Structured figure records
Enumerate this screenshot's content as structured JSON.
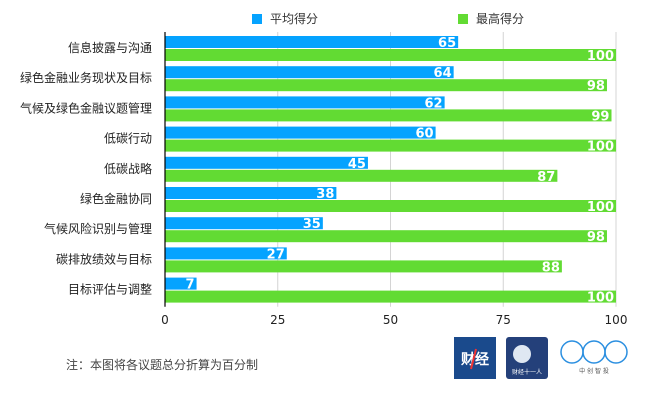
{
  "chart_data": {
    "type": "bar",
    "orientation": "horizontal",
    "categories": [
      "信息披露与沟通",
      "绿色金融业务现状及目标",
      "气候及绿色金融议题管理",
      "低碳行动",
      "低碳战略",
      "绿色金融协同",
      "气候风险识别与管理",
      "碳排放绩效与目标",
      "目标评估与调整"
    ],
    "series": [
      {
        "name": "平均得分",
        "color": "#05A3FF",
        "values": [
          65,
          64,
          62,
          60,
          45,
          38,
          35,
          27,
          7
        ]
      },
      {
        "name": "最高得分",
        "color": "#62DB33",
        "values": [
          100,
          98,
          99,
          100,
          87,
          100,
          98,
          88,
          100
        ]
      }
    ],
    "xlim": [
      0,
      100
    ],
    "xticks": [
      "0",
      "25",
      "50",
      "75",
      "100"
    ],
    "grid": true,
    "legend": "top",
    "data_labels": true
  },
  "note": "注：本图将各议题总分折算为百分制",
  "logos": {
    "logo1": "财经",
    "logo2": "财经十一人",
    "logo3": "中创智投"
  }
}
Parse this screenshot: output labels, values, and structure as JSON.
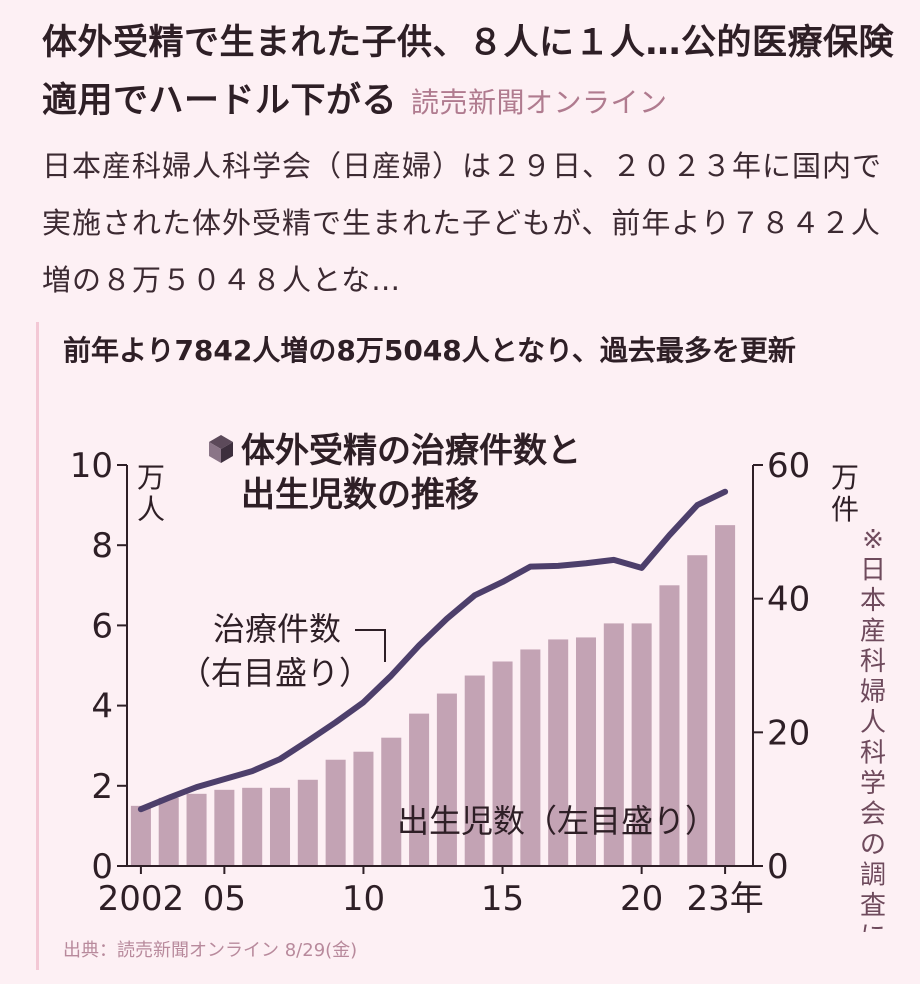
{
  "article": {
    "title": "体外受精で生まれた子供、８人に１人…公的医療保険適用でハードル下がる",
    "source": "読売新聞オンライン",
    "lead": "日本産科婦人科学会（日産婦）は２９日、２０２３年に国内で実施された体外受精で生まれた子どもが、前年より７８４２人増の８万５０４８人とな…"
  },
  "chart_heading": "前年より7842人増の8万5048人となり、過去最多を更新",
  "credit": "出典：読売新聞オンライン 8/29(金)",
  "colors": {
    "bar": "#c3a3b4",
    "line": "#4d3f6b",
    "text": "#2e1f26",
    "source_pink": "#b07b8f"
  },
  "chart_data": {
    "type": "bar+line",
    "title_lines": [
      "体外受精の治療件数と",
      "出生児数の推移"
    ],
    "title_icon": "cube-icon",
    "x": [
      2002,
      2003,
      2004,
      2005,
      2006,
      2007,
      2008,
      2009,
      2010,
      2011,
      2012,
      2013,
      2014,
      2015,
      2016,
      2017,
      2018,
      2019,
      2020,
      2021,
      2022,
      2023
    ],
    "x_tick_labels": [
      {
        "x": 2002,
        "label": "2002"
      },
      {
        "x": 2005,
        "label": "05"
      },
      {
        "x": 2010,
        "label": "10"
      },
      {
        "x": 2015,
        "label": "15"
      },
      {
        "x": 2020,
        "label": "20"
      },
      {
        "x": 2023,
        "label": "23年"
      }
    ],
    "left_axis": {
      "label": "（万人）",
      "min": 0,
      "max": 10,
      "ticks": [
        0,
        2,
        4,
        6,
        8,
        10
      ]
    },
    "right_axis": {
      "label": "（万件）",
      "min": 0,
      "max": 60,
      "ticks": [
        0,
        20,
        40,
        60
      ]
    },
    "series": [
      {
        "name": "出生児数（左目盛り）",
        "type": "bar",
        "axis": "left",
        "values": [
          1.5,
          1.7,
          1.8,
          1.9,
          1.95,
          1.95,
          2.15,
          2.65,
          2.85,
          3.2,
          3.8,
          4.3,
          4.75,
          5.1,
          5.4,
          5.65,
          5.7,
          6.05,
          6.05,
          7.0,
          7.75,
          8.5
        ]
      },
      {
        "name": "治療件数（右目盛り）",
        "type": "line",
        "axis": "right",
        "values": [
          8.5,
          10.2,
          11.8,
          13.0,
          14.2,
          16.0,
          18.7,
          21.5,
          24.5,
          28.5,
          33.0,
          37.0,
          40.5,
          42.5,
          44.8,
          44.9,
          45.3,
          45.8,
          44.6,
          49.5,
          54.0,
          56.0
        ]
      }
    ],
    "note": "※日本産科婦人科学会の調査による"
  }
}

==

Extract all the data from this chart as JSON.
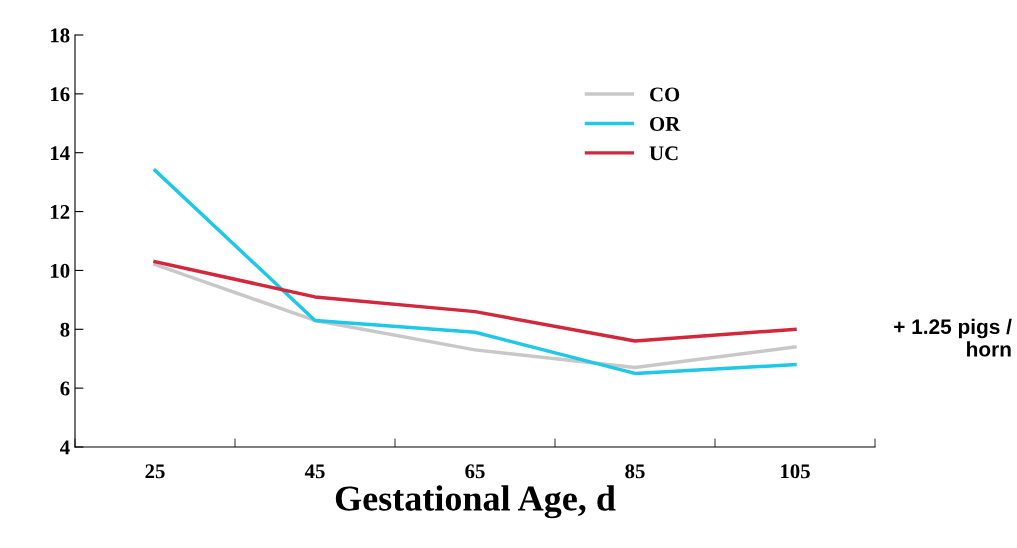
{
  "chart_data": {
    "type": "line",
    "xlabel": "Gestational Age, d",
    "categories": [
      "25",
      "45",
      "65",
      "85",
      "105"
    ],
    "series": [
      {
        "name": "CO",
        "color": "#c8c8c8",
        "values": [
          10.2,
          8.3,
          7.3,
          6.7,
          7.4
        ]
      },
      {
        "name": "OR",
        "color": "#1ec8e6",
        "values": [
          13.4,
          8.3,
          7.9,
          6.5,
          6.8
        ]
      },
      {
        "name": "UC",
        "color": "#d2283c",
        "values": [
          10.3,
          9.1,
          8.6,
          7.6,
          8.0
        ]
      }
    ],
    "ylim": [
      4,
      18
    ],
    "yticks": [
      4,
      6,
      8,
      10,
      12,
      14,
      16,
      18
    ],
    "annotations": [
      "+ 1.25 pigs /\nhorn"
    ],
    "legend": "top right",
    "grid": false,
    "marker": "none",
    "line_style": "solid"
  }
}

---

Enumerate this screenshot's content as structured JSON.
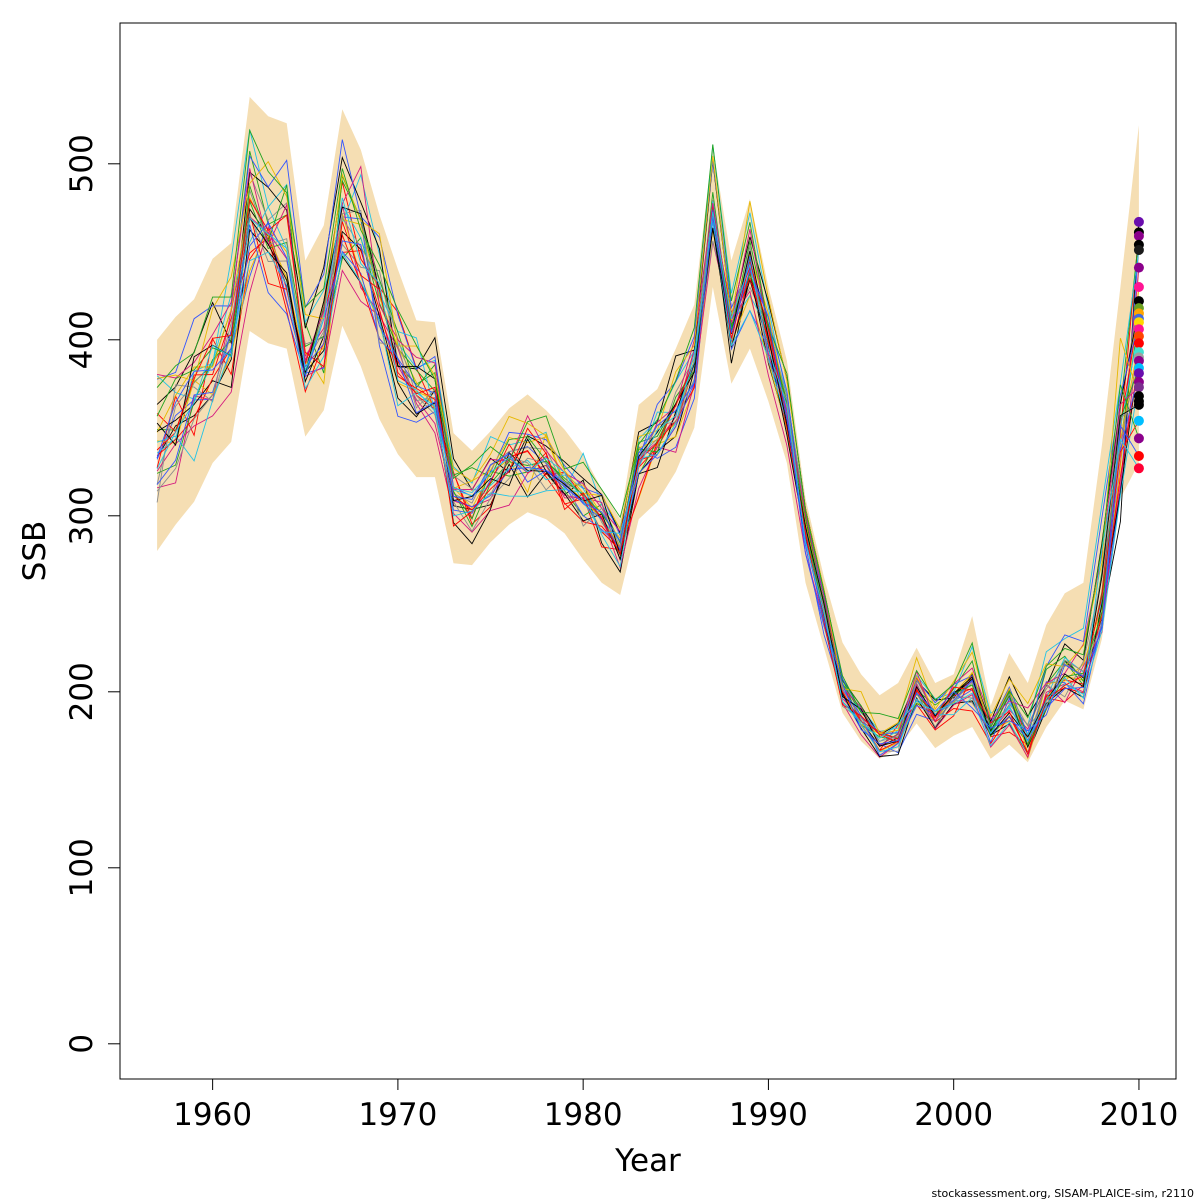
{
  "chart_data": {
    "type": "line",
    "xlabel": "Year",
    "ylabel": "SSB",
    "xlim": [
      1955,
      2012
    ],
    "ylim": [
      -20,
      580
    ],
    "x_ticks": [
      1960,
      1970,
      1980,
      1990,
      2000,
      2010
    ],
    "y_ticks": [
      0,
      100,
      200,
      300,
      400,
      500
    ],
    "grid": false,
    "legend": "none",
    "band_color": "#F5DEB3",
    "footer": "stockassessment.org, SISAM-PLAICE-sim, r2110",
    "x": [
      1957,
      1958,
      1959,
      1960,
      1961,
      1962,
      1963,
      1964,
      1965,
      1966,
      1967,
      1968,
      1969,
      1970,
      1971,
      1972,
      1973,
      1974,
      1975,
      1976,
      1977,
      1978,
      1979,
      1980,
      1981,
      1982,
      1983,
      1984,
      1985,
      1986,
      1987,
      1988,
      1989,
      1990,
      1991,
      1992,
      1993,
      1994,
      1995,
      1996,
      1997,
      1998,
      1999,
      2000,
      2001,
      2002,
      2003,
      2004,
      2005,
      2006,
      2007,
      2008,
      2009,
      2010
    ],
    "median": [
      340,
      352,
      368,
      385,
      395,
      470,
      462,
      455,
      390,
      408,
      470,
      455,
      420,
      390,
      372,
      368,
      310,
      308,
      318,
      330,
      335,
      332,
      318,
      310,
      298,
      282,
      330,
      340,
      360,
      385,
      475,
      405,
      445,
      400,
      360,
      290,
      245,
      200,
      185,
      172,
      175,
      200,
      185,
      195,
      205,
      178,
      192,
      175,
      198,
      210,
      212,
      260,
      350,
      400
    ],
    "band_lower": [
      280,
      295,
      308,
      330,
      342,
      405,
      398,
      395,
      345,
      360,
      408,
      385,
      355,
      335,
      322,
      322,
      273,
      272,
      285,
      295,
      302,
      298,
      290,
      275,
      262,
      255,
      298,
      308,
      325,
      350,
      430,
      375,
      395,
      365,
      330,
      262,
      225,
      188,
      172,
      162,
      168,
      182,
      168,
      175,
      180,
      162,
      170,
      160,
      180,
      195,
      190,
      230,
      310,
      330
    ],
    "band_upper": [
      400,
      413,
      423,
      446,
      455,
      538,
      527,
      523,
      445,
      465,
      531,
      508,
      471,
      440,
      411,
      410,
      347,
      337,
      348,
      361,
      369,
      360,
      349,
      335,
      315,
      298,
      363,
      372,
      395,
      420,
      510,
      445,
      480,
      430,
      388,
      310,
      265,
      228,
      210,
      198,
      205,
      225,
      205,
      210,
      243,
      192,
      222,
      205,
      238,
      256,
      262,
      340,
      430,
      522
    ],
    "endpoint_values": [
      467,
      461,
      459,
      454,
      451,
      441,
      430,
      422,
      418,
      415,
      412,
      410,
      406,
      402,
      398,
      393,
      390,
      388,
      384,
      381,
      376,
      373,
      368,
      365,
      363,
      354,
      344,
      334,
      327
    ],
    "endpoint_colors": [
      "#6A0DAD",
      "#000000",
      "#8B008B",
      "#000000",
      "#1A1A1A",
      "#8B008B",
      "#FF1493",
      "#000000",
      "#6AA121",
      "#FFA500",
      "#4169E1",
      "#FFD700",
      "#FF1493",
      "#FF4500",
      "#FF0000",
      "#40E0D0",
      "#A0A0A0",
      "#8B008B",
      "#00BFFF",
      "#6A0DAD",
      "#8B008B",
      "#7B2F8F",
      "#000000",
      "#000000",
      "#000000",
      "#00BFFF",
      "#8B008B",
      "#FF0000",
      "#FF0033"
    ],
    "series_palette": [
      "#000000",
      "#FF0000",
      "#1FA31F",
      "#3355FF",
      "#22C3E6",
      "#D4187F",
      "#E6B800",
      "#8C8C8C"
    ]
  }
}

* [STATED EXERCISE]:
From the data above, count the lines where "xlabel" occurs and give that figure and nothing else.

* [SOLUTION TO THE EXERCISE]:
2